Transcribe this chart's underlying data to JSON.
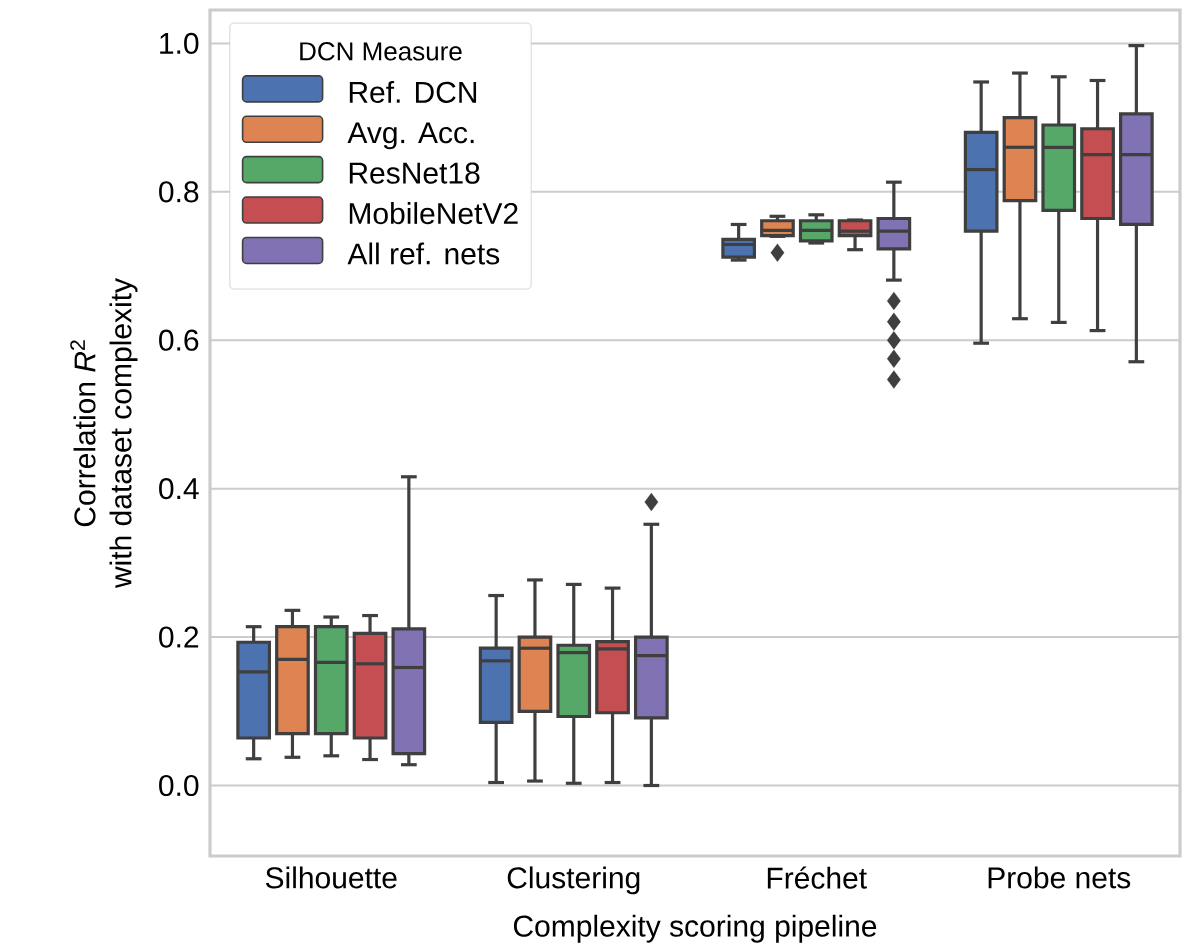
{
  "chart_data": {
    "type": "box",
    "xlabel": "Complexity scoring pipeline",
    "ylabel": "Correlation *R*$^{2}$\nwith dataset complexity",
    "legend_title": "DCN Measure",
    "categories": [
      "Silhouette",
      "Clustering",
      "Fréchet",
      "Probe nets"
    ],
    "ylim": [
      -0.095,
      1.045
    ],
    "yticks": [
      {
        "value": 0,
        "label": "0.0"
      },
      {
        "value": 0.2,
        "label": "0.2"
      },
      {
        "value": 0.4,
        "label": "0.4"
      },
      {
        "value": 0.6,
        "label": "0.6"
      },
      {
        "value": 0.8,
        "label": "0.8"
      },
      {
        "value": 1.0,
        "label": "1.0"
      }
    ],
    "grid": "y",
    "legend": "top left",
    "series": [
      {
        "name": "Ref. DCN",
        "color": "#4c72b0",
        "boxes": [
          {
            "low": 0.036,
            "q1": 0.064,
            "median": 0.153,
            "q3": 0.193,
            "high": 0.214
          },
          {
            "low": 0.004,
            "q1": 0.085,
            "median": 0.168,
            "q3": 0.185,
            "high": 0.256
          },
          {
            "low": 0.708,
            "q1": 0.712,
            "median": 0.729,
            "q3": 0.736,
            "high": 0.756
          },
          {
            "low": 0.596,
            "q1": 0.747,
            "median": 0.83,
            "q3": 0.88,
            "high": 0.948
          }
        ]
      },
      {
        "name": "Avg. Acc.",
        "color": "#dd8452",
        "boxes": [
          {
            "low": 0.038,
            "q1": 0.07,
            "median": 0.17,
            "q3": 0.214,
            "high": 0.236
          },
          {
            "low": 0.006,
            "q1": 0.1,
            "median": 0.185,
            "q3": 0.2,
            "high": 0.277
          },
          {
            "low": 0.74,
            "q1": 0.741,
            "median": 0.748,
            "q3": 0.761,
            "high": 0.767,
            "outliers": [
              0.718
            ]
          },
          {
            "low": 0.629,
            "q1": 0.788,
            "median": 0.86,
            "q3": 0.9,
            "high": 0.96
          }
        ]
      },
      {
        "name": "ResNet18",
        "color": "#55a868",
        "boxes": [
          {
            "low": 0.04,
            "q1": 0.07,
            "median": 0.166,
            "q3": 0.214,
            "high": 0.227
          },
          {
            "low": 0.003,
            "q1": 0.093,
            "median": 0.179,
            "q3": 0.189,
            "high": 0.271
          },
          {
            "low": 0.731,
            "q1": 0.734,
            "median": 0.748,
            "q3": 0.761,
            "high": 0.769
          },
          {
            "low": 0.624,
            "q1": 0.775,
            "median": 0.86,
            "q3": 0.89,
            "high": 0.955
          }
        ]
      },
      {
        "name": "MobileNetV2",
        "color": "#c44e52",
        "boxes": [
          {
            "low": 0.035,
            "q1": 0.064,
            "median": 0.164,
            "q3": 0.205,
            "high": 0.229
          },
          {
            "low": 0.004,
            "q1": 0.098,
            "median": 0.184,
            "q3": 0.194,
            "high": 0.266
          },
          {
            "low": 0.722,
            "q1": 0.741,
            "median": 0.747,
            "q3": 0.761,
            "high": 0.762
          },
          {
            "low": 0.613,
            "q1": 0.764,
            "median": 0.85,
            "q3": 0.885,
            "high": 0.95
          }
        ]
      },
      {
        "name": "All ref. nets",
        "color": "#8172b3",
        "boxes": [
          {
            "low": 0.028,
            "q1": 0.043,
            "median": 0.159,
            "q3": 0.211,
            "high": 0.416
          },
          {
            "low": 0.0,
            "q1": 0.091,
            "median": 0.175,
            "q3": 0.2,
            "high": 0.352,
            "outliers": [
              0.382
            ]
          },
          {
            "low": 0.681,
            "q1": 0.723,
            "median": 0.747,
            "q3": 0.764,
            "high": 0.813,
            "outliers": [
              0.653,
              0.625,
              0.6,
              0.575,
              0.547
            ]
          },
          {
            "low": 0.571,
            "q1": 0.756,
            "median": 0.85,
            "q3": 0.905,
            "high": 0.997
          }
        ]
      }
    ]
  }
}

--*--

The records above are to be quoted exactly, with all pictures left out.

COMPLETE ANSWER:
Transcribe this chart's underlying data to JSON.
{
  "chart_data": {
    "type": "box",
    "xlabel": "Complexity scoring pipeline",
    "ylabel": "Correlation *R*$^{2}$\nwith dataset complexity",
    "legend_title": "DCN Measure",
    "categories": [
      "Silhouette",
      "Clustering",
      "Fréchet",
      "Probe nets"
    ],
    "ylim": [
      -0.095,
      1.045
    ],
    "yticks": [
      {
        "value": 0,
        "label": "0.0"
      },
      {
        "value": 0.2,
        "label": "0.2"
      },
      {
        "value": 0.4,
        "label": "0.4"
      },
      {
        "value": 0.6,
        "label": "0.6"
      },
      {
        "value": 0.8,
        "label": "0.8"
      },
      {
        "value": 1.0,
        "label": "1.0"
      }
    ],
    "grid": "y",
    "legend": "top left",
    "series": [
      {
        "name": "Ref. DCN",
        "color": "#4c72b0",
        "boxes": [
          {
            "low": 0.036,
            "q1": 0.064,
            "median": 0.153,
            "q3": 0.193,
            "high": 0.214
          },
          {
            "low": 0.004,
            "q1": 0.085,
            "median": 0.168,
            "q3": 0.185,
            "high": 0.256
          },
          {
            "low": 0.708,
            "q1": 0.712,
            "median": 0.729,
            "q3": 0.736,
            "high": 0.756
          },
          {
            "low": 0.596,
            "q1": 0.747,
            "median": 0.83,
            "q3": 0.88,
            "high": 0.948
          }
        ]
      },
      {
        "name": "Avg. Acc.",
        "color": "#dd8452",
        "boxes": [
          {
            "low": 0.038,
            "q1": 0.07,
            "median": 0.17,
            "q3": 0.214,
            "high": 0.236
          },
          {
            "low": 0.006,
            "q1": 0.1,
            "median": 0.185,
            "q3": 0.2,
            "high": 0.277
          },
          {
            "low": 0.74,
            "q1": 0.741,
            "median": 0.748,
            "q3": 0.761,
            "high": 0.767,
            "outliers": [
              0.718
            ]
          },
          {
            "low": 0.629,
            "q1": 0.788,
            "median": 0.86,
            "q3": 0.9,
            "high": 0.96
          }
        ]
      },
      {
        "name": "ResNet18",
        "color": "#55a868",
        "boxes": [
          {
            "low": 0.04,
            "q1": 0.07,
            "median": 0.166,
            "q3": 0.214,
            "high": 0.227
          },
          {
            "low": 0.003,
            "q1": 0.093,
            "median": 0.179,
            "q3": 0.189,
            "high": 0.271
          },
          {
            "low": 0.731,
            "q1": 0.734,
            "median": 0.748,
            "q3": 0.761,
            "high": 0.769
          },
          {
            "low": 0.624,
            "q1": 0.775,
            "median": 0.86,
            "q3": 0.89,
            "high": 0.955
          }
        ]
      },
      {
        "name": "MobileNetV2",
        "color": "#c44e52",
        "boxes": [
          {
            "low": 0.035,
            "q1": 0.064,
            "median": 0.164,
            "q3": 0.205,
            "high": 0.229
          },
          {
            "low": 0.004,
            "q1": 0.098,
            "median": 0.184,
            "q3": 0.194,
            "high": 0.266
          },
          {
            "low": 0.722,
            "q1": 0.741,
            "median": 0.747,
            "q3": 0.761,
            "high": 0.762
          },
          {
            "low": 0.613,
            "q1": 0.764,
            "median": 0.85,
            "q3": 0.885,
            "high": 0.95
          }
        ]
      },
      {
        "name": "All ref. nets",
        "color": "#8172b3",
        "boxes": [
          {
            "low": 0.028,
            "q1": 0.043,
            "median": 0.159,
            "q3": 0.211,
            "high": 0.416
          },
          {
            "low": 0.0,
            "q1": 0.091,
            "median": 0.175,
            "q3": 0.2,
            "high": 0.352,
            "outliers": [
              0.382
            ]
          },
          {
            "low": 0.681,
            "q1": 0.723,
            "median": 0.747,
            "q3": 0.764,
            "high": 0.813,
            "outliers": [
              0.653,
              0.625,
              0.6,
              0.575,
              0.547
            ]
          },
          {
            "low": 0.571,
            "q1": 0.756,
            "median": 0.85,
            "q3": 0.905,
            "high": 0.997
          }
        ]
      }
    ]
  }
}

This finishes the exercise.